# WHAT IS EXPECTED
Please state how many lines in the records contain the string "this", with no words besides the number.

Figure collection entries
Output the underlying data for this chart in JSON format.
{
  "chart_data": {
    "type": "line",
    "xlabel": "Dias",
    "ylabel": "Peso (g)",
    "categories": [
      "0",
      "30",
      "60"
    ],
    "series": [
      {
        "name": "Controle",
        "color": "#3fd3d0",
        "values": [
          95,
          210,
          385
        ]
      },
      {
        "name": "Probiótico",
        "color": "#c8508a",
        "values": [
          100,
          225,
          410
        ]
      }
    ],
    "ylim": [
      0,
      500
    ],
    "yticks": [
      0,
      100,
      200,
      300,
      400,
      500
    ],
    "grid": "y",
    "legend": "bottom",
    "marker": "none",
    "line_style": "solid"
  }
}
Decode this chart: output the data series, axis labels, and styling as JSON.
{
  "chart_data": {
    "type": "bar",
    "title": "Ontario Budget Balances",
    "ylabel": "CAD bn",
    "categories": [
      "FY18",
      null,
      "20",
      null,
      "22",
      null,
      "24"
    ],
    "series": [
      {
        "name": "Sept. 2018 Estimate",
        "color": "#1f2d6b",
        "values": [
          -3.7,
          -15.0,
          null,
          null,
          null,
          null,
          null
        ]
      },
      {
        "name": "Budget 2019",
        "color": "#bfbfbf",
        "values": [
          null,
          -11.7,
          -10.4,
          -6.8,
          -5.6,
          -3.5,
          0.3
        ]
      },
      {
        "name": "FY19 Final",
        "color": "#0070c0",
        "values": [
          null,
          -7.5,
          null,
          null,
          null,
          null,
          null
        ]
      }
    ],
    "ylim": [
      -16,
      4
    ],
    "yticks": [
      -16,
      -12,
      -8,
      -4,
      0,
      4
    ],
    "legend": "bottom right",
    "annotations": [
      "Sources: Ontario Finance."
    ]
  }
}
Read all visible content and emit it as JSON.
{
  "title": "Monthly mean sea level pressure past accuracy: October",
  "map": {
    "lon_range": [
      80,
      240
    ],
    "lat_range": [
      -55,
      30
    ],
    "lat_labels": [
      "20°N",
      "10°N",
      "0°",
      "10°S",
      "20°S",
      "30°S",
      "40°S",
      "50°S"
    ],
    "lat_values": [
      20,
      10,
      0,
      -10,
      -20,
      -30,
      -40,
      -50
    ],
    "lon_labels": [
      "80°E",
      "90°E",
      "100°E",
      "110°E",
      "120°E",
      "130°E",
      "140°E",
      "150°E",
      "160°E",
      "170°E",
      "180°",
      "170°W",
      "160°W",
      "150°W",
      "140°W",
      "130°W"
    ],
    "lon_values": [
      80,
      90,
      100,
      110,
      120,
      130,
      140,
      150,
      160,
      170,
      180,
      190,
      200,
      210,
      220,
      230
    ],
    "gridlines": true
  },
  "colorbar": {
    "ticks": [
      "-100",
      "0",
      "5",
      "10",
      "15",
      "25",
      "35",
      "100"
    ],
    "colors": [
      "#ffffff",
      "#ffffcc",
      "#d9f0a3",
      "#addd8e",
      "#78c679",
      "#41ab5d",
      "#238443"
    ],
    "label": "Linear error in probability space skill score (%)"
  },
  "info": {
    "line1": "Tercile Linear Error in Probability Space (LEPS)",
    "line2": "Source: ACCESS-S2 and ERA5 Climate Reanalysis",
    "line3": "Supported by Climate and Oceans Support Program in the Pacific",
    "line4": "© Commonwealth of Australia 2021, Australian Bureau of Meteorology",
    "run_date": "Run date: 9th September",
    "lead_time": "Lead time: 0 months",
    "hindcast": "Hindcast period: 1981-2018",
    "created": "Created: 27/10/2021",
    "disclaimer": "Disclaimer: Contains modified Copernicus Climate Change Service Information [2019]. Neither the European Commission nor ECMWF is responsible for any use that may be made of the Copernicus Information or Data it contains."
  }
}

# RESPONSE TO THE TASK
2